---------- Supplied information
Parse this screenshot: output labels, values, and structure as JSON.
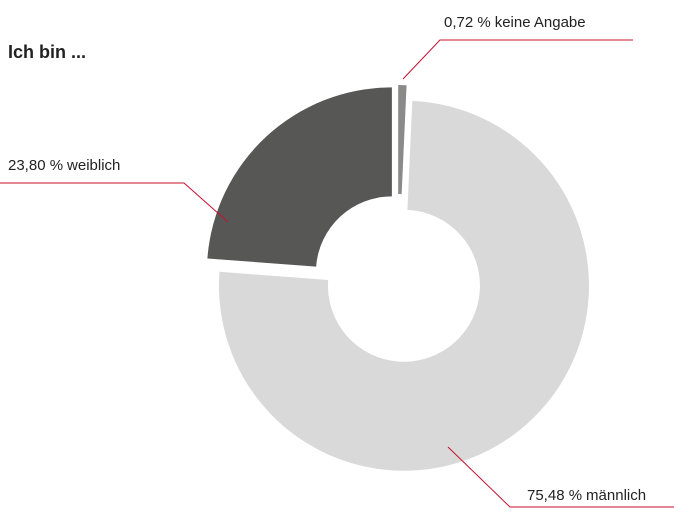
{
  "chart_data": {
    "type": "donut",
    "title": "Ich bin ...",
    "categories": [
      "keine Angabe",
      "männlich",
      "weiblich"
    ],
    "values": [
      0.72,
      75.48,
      23.8
    ],
    "value_labels": [
      "0,72 %",
      "75,48 %",
      "23,80 %"
    ],
    "colors": [
      "#8a8a89",
      "#d9d9d9",
      "#575756"
    ]
  }
}
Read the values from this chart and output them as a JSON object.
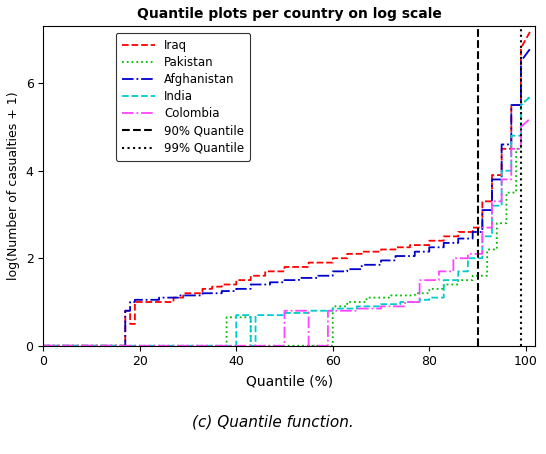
{
  "title": "Quantile plots per country on log scale",
  "xlabel": "Quantile (%)",
  "ylabel": "log(Number of casualties + 1)",
  "xlim": [
    0,
    102
  ],
  "ylim": [
    0,
    7.3
  ],
  "yticks": [
    0,
    2,
    4,
    6
  ],
  "xticks": [
    0,
    20,
    40,
    60,
    80,
    100
  ],
  "q90_x": 90,
  "q99_x": 99,
  "caption": "(c) Quantile function.",
  "figsize": [
    5.46,
    4.54
  ],
  "dpi": 100,
  "background_color": "#ffffff",
  "iraq": {
    "color": "#FF0000",
    "ls": "--",
    "lw": 1.3,
    "x": [
      0,
      17,
      17,
      18,
      18,
      19,
      19,
      27,
      27,
      29,
      29,
      33,
      33,
      35,
      35,
      37,
      37,
      40,
      40,
      43,
      43,
      46,
      46,
      50,
      50,
      55,
      55,
      60,
      60,
      63,
      63,
      66,
      66,
      70,
      70,
      73,
      73,
      76,
      76,
      80,
      80,
      83,
      83,
      86,
      86,
      89,
      89,
      91,
      91,
      93,
      93,
      95,
      95,
      97,
      97,
      99,
      99,
      101
    ],
    "y": [
      0,
      0,
      0.8,
      0.8,
      0.5,
      0.5,
      1.0,
      1.0,
      1.1,
      1.1,
      1.2,
      1.2,
      1.3,
      1.3,
      1.35,
      1.35,
      1.4,
      1.4,
      1.5,
      1.5,
      1.6,
      1.6,
      1.7,
      1.7,
      1.8,
      1.8,
      1.9,
      1.9,
      2.0,
      2.0,
      2.1,
      2.1,
      2.15,
      2.15,
      2.2,
      2.2,
      2.25,
      2.25,
      2.3,
      2.3,
      2.4,
      2.4,
      2.5,
      2.5,
      2.6,
      2.6,
      2.7,
      2.7,
      3.3,
      3.3,
      3.9,
      3.9,
      4.5,
      4.5,
      5.5,
      5.5,
      6.8,
      7.2
    ]
  },
  "pakistan": {
    "color": "#00BB00",
    "ls": ":",
    "lw": 1.3,
    "x": [
      0,
      38,
      38,
      43,
      43,
      44,
      44,
      60,
      60,
      63,
      63,
      67,
      67,
      72,
      72,
      77,
      77,
      80,
      80,
      83,
      83,
      86,
      86,
      89,
      89,
      92,
      92,
      94,
      94,
      96,
      96,
      98,
      98,
      99,
      99,
      101
    ],
    "y": [
      0,
      0,
      0.65,
      0.65,
      0.0,
      0.0,
      0.0,
      0.0,
      0.9,
      0.9,
      1.0,
      1.0,
      1.1,
      1.1,
      1.15,
      1.15,
      1.2,
      1.2,
      1.3,
      1.3,
      1.4,
      1.4,
      1.5,
      1.5,
      1.6,
      1.6,
      2.2,
      2.2,
      2.8,
      2.8,
      3.5,
      3.5,
      4.5,
      4.5,
      5.5,
      5.7
    ]
  },
  "afghanistan": {
    "color": "#0000CC",
    "ls": "-.",
    "lw": 1.3,
    "x": [
      0,
      17,
      17,
      18,
      18,
      19,
      19,
      24,
      24,
      28,
      28,
      33,
      33,
      37,
      37,
      40,
      40,
      43,
      43,
      47,
      47,
      50,
      50,
      53,
      53,
      57,
      57,
      60,
      60,
      63,
      63,
      66,
      66,
      70,
      70,
      73,
      73,
      77,
      77,
      80,
      80,
      83,
      83,
      86,
      86,
      89,
      89,
      91,
      91,
      93,
      93,
      95,
      95,
      97,
      97,
      99,
      99,
      101
    ],
    "y": [
      0,
      0,
      0.8,
      0.8,
      1.0,
      1.0,
      1.05,
      1.05,
      1.1,
      1.1,
      1.15,
      1.15,
      1.2,
      1.2,
      1.25,
      1.25,
      1.3,
      1.3,
      1.4,
      1.4,
      1.45,
      1.45,
      1.5,
      1.5,
      1.55,
      1.55,
      1.6,
      1.6,
      1.7,
      1.7,
      1.75,
      1.75,
      1.85,
      1.85,
      1.95,
      1.95,
      2.05,
      2.05,
      2.15,
      2.15,
      2.25,
      2.25,
      2.35,
      2.35,
      2.45,
      2.45,
      2.6,
      2.6,
      3.1,
      3.1,
      3.8,
      3.8,
      4.6,
      4.6,
      5.5,
      5.5,
      6.5,
      6.8
    ]
  },
  "india": {
    "color": "#00CCCC",
    "ls": "--",
    "lw": 1.3,
    "x": [
      0,
      40,
      40,
      43,
      43,
      44,
      44,
      50,
      50,
      55,
      55,
      60,
      60,
      65,
      65,
      70,
      70,
      74,
      74,
      78,
      78,
      80,
      80,
      83,
      83,
      86,
      86,
      88,
      88,
      91,
      91,
      93,
      93,
      95,
      95,
      97,
      97,
      99,
      99,
      101
    ],
    "y": [
      0,
      0,
      0.7,
      0.7,
      0.0,
      0.0,
      0.7,
      0.7,
      0.75,
      0.75,
      0.8,
      0.8,
      0.85,
      0.85,
      0.9,
      0.9,
      0.95,
      0.95,
      1.0,
      1.0,
      1.05,
      1.05,
      1.1,
      1.1,
      1.5,
      1.5,
      1.7,
      1.7,
      2.0,
      2.0,
      2.5,
      2.5,
      3.2,
      3.2,
      4.0,
      4.0,
      4.8,
      4.8,
      5.5,
      5.7
    ]
  },
  "colombia": {
    "color": "#FF44FF",
    "ls": "-.",
    "lw": 1.3,
    "x": [
      0,
      40,
      40,
      43,
      43,
      50,
      50,
      55,
      55,
      59,
      59,
      65,
      65,
      70,
      70,
      75,
      75,
      78,
      78,
      82,
      82,
      85,
      85,
      88,
      88,
      91,
      91,
      93,
      93,
      95,
      95,
      97,
      97,
      99,
      99,
      101
    ],
    "y": [
      0,
      0,
      0.0,
      0.0,
      0.0,
      0.0,
      0.8,
      0.8,
      0.0,
      0.0,
      0.8,
      0.8,
      0.85,
      0.85,
      0.9,
      0.9,
      1.0,
      1.0,
      1.5,
      1.5,
      1.7,
      1.7,
      2.0,
      2.0,
      2.1,
      2.1,
      2.7,
      2.7,
      3.3,
      3.3,
      3.8,
      3.8,
      4.5,
      4.5,
      5.0,
      5.2
    ]
  }
}
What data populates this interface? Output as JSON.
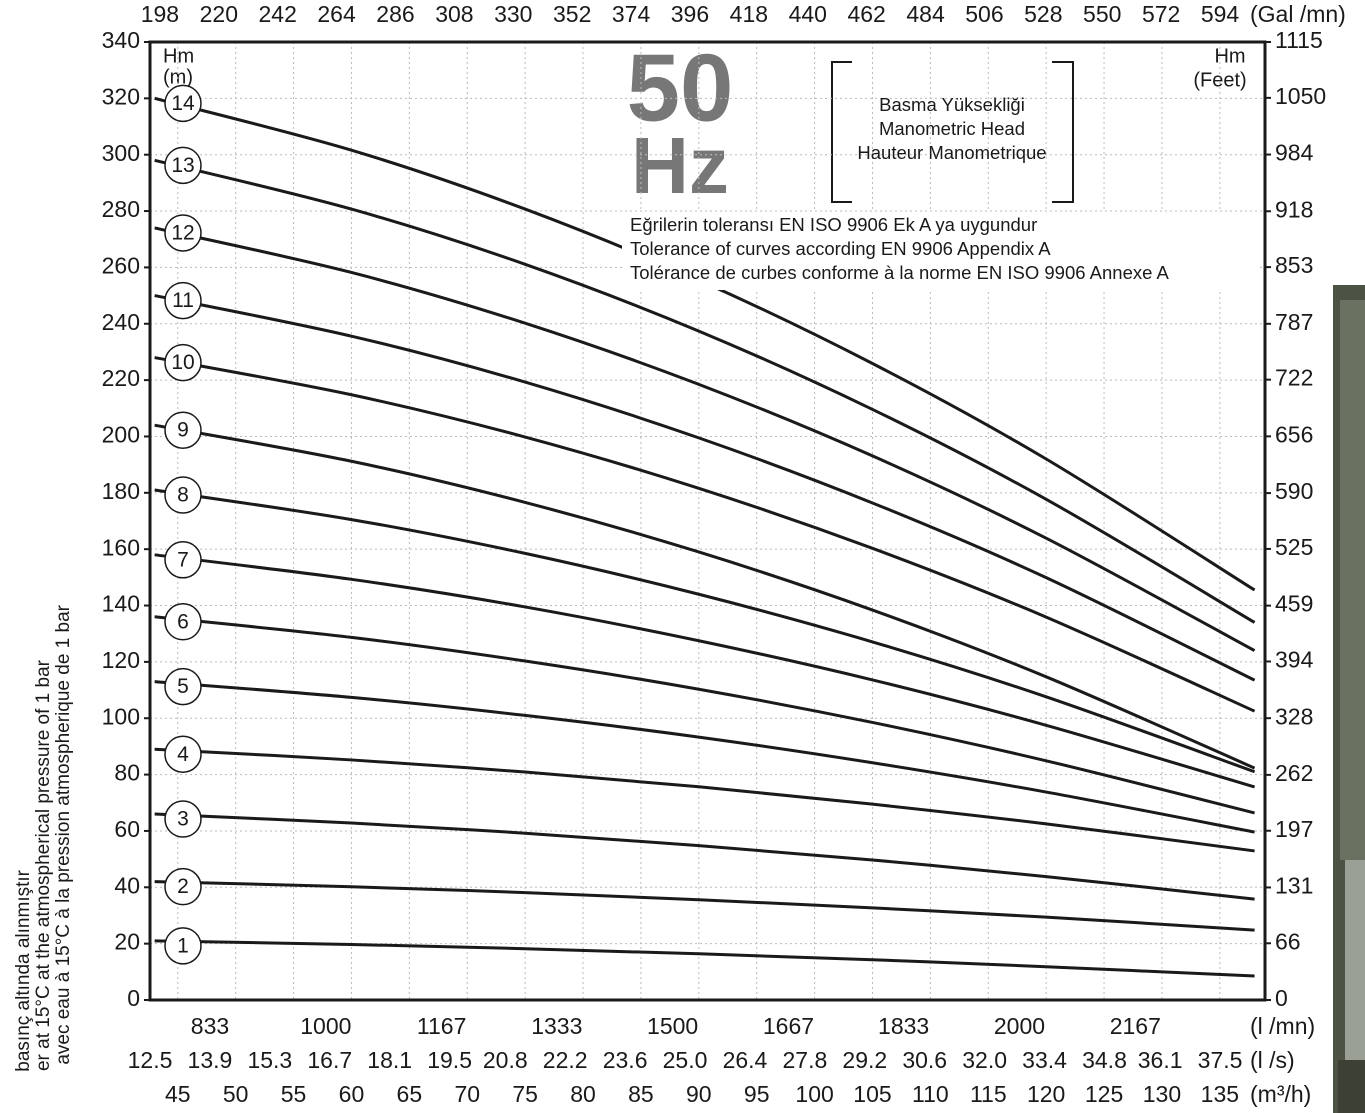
{
  "chart_data": {
    "type": "line",
    "big_label": "50",
    "big_unit": "Hz",
    "head_box": [
      "Basma Yüksekliği",
      "Manometric Head",
      "Hauteur Manometrique"
    ],
    "tolerance": [
      "Eğrilerin toleransı EN ISO 9906 Ek A ya uygundur",
      "Tolerance of curves according EN 9906 Appendix A",
      "Tolérance de curbes conforme à la norme EN ISO 9906 Annexe A"
    ],
    "side_notes": [
      "basınç altında alınmıştır",
      "er at 15°C at the atmospherical pressure of 1 bar",
      "avec eau à 15°C à la pression atmospherique de 1 bar"
    ],
    "y_label": [
      "Hm",
      "(m)"
    ],
    "y2_label": [
      "Hm",
      "(Feet)"
    ],
    "x": [
      43,
      60,
      75,
      90,
      105,
      120,
      138
    ],
    "xlim": [
      42.6,
      138.9
    ],
    "xticks": [
      45,
      50,
      55,
      60,
      65,
      70,
      75,
      80,
      85,
      90,
      95,
      100,
      105,
      110,
      115,
      120,
      125,
      130,
      135
    ],
    "x_unit": "(m³/h)",
    "ylim": [
      0,
      340
    ],
    "yticks": [
      0,
      20,
      40,
      60,
      80,
      100,
      120,
      140,
      160,
      180,
      200,
      220,
      240,
      260,
      280,
      300,
      320,
      340
    ],
    "y2lim": [
      0,
      1115
    ],
    "y2ticks": [
      0,
      66,
      131,
      197,
      262,
      328,
      394,
      459,
      525,
      590,
      656,
      722,
      787,
      853,
      918,
      984,
      1050,
      1115
    ],
    "top_axis": {
      "unit": "(Gal /mn)",
      "lim": [
        194.3,
        610.8
      ],
      "ticks": [
        198,
        220,
        242,
        264,
        286,
        308,
        330,
        352,
        374,
        396,
        418,
        440,
        462,
        484,
        506,
        528,
        550,
        572,
        594
      ]
    },
    "lmn_axis": {
      "unit": "(l /mn)",
      "lim": [
        746.5,
        2354
      ],
      "ticks": [
        833,
        1000,
        1167,
        1333,
        1500,
        1667,
        1833,
        2000,
        2167
      ]
    },
    "ls_axis": {
      "unit": "(l /s)",
      "lim": [
        12.5,
        38.55
      ],
      "ticks": [
        12.5,
        13.9,
        15.3,
        16.7,
        18.1,
        19.5,
        20.8,
        22.2,
        23.6,
        {
          "value": 25,
          "label": "25.0"
        },
        26.4,
        27.8,
        29.2,
        30.6,
        {
          "value": 32,
          "label": "32.0"
        },
        33.4,
        34.8,
        36.1,
        37.5
      ]
    },
    "grid": true,
    "color": "#1a1a1a",
    "series": [
      {
        "name": "1",
        "values": [
          21,
          19.7,
          18.2,
          16.4,
          14.3,
          11.8,
          8.5
        ]
      },
      {
        "name": "2",
        "values": [
          42,
          40.2,
          38.1,
          35.6,
          32.7,
          29.4,
          24.8
        ]
      },
      {
        "name": "3",
        "values": [
          66,
          62.8,
          59.2,
          54.8,
          49.7,
          43.8,
          35.8
        ]
      },
      {
        "name": "4",
        "values": [
          89,
          85.2,
          80.9,
          75.7,
          69.5,
          62.5,
          52.9
        ]
      },
      {
        "name": "5",
        "values": [
          113,
          107.4,
          101.0,
          93.3,
          84.2,
          73.8,
          59.6
        ]
      },
      {
        "name": "6",
        "values": [
          136,
          128.7,
          120.3,
          110.3,
          98.5,
          84.9,
          66.4
        ]
      },
      {
        "name": "7",
        "values": [
          158,
          149.3,
          139.5,
          127.5,
          113.6,
          97.5,
          75.6
        ]
      },
      {
        "name": "8",
        "values": [
          181,
          170.5,
          158.5,
          144.0,
          127.1,
          107.6,
          81
        ]
      },
      {
        "name": "9",
        "values": [
          204,
          191.2,
          176.6,
          159.0,
          138.4,
          114.7,
          82.3
        ]
      },
      {
        "name": "10",
        "values": [
          228,
          214.8,
          199.8,
          181.6,
          160.3,
          135.9,
          102.5
        ]
      },
      {
        "name": "11",
        "values": [
          250,
          235.6,
          219.3,
          199.5,
          176.4,
          149.9,
          113.5
        ]
      },
      {
        "name": "12",
        "values": [
          274,
          258.2,
          240.2,
          218.5,
          193.1,
          163.9,
          124
        ]
      },
      {
        "name": "13",
        "values": [
          298,
          280.7,
          261.1,
          237.4,
          209.6,
          177.7,
          134
        ]
      },
      {
        "name": "14",
        "values": [
          320,
          301.6,
          280.7,
          255.5,
          225.9,
          192.0,
          145.5
        ]
      }
    ]
  }
}
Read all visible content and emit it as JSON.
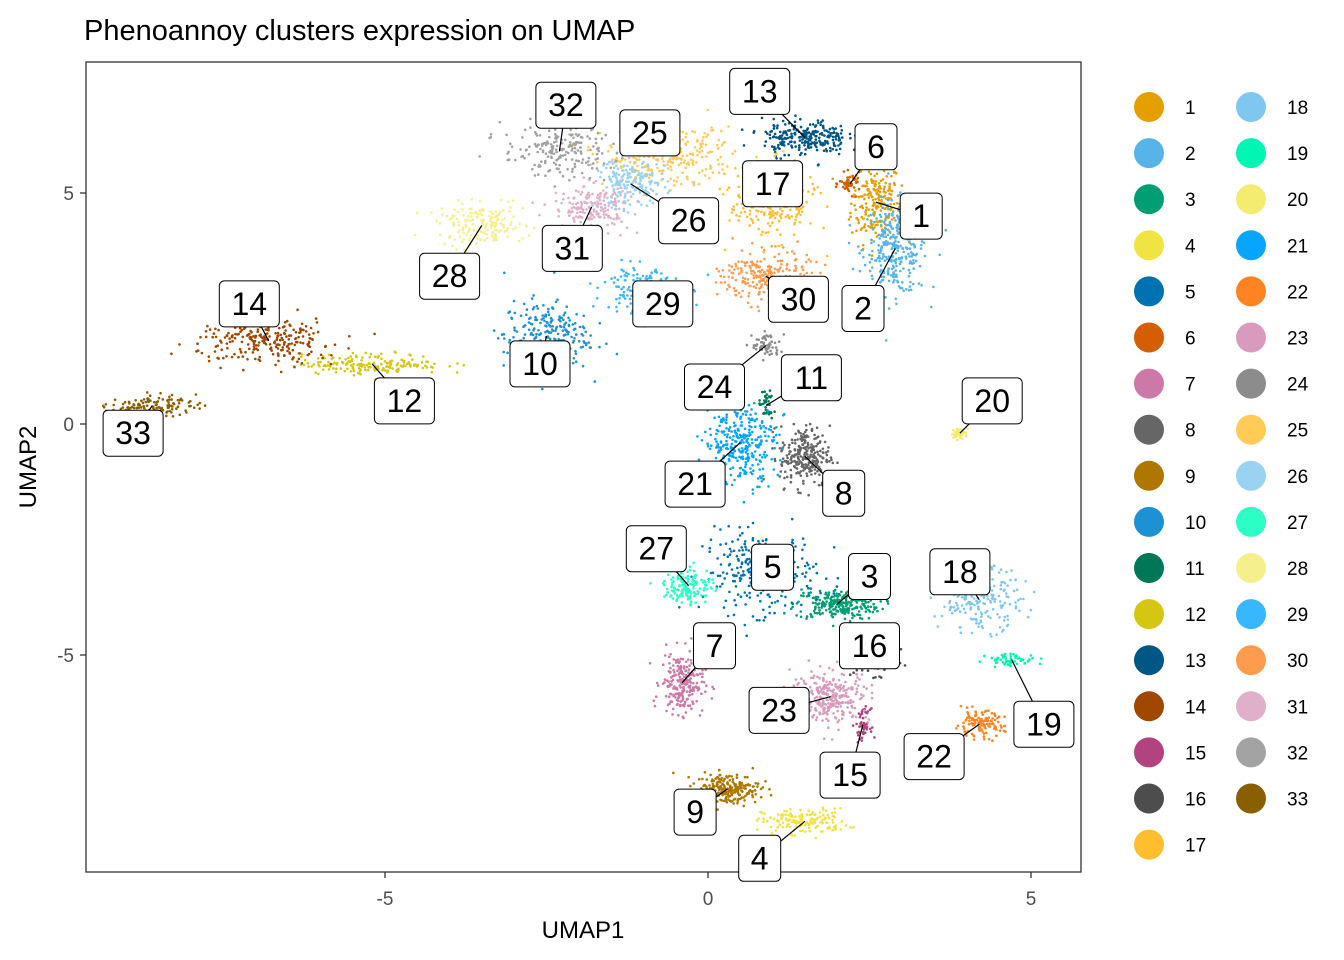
--------------------
__Work to do__. Search the preceding listing for "this" and extract every line where it is found.

__Solution to the problem__.
Parse this screenshot: output labels, values, and structure as JSON.
Read the values from this chart and output them as a JSON object.
What data populates this interface? Output as JSON.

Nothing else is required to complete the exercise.